# START OF TASK DATA
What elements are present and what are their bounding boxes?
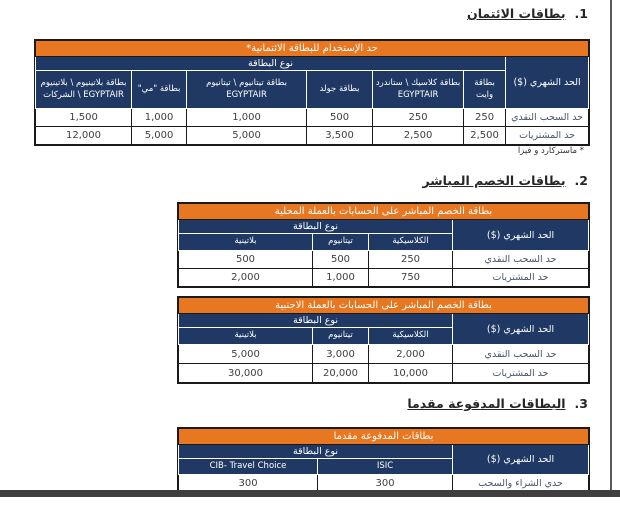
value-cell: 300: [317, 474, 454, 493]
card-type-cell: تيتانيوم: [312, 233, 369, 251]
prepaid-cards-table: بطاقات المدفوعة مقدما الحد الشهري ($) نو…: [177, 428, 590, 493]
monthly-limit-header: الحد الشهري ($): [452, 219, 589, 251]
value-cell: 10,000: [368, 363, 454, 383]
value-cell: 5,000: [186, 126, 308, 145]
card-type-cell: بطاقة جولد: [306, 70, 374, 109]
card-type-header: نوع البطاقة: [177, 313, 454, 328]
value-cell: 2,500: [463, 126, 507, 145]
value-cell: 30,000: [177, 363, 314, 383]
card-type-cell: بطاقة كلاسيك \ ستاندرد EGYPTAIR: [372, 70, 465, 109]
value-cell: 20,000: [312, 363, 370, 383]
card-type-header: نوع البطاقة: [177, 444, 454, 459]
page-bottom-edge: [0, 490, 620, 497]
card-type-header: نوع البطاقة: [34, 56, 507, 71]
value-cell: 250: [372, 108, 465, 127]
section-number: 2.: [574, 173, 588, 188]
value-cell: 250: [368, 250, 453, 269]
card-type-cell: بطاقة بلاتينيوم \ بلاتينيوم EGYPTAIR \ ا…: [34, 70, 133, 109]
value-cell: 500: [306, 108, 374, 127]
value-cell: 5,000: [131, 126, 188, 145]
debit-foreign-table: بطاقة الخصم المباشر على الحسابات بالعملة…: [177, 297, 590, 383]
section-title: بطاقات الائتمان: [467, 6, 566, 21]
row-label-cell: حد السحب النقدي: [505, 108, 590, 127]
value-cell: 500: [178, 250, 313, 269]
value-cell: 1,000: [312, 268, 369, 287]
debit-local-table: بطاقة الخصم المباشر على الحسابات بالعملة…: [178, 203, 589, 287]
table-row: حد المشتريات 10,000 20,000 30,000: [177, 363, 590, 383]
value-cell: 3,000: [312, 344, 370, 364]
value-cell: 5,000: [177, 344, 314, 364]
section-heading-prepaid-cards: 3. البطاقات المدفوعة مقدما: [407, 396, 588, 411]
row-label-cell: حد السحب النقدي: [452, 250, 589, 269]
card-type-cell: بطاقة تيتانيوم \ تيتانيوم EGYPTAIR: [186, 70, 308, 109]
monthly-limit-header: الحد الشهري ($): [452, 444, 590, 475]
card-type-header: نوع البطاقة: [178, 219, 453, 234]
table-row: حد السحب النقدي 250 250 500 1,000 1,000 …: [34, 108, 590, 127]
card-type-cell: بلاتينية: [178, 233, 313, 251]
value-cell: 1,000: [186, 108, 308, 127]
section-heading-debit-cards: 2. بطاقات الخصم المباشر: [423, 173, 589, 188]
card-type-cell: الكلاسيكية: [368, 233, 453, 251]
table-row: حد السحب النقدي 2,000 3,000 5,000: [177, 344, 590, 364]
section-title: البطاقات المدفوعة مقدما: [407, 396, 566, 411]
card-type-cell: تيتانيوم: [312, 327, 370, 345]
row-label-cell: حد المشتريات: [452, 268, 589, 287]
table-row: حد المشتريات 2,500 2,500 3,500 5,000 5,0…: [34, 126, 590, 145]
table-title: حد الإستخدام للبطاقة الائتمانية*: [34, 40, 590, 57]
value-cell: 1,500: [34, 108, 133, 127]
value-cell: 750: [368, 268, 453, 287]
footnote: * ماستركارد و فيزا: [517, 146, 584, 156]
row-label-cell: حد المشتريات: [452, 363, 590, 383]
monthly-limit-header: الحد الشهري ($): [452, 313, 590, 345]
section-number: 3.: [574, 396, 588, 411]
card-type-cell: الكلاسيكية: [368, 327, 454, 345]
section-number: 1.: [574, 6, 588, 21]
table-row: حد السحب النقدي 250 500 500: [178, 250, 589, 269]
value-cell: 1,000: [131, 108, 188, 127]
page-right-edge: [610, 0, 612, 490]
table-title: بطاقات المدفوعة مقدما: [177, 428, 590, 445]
# END OF TASK DATA
# EXERCISE GOAL
Reproduce everything from the line containing "value-cell: 300: [317, 474, 454, 493]" down to the line containing "value-cell: 10,000: [368, 363, 454, 383]", both included, character for character.

# COMPLETE OUTPUT
value-cell: 300: [317, 474, 454, 493]
card-type-cell: تيتانيوم: [312, 233, 369, 251]
prepaid-cards-table: بطاقات المدفوعة مقدما الحد الشهري ($) نو…: [177, 428, 590, 493]
monthly-limit-header: الحد الشهري ($): [452, 219, 589, 251]
value-cell: 10,000: [368, 363, 454, 383]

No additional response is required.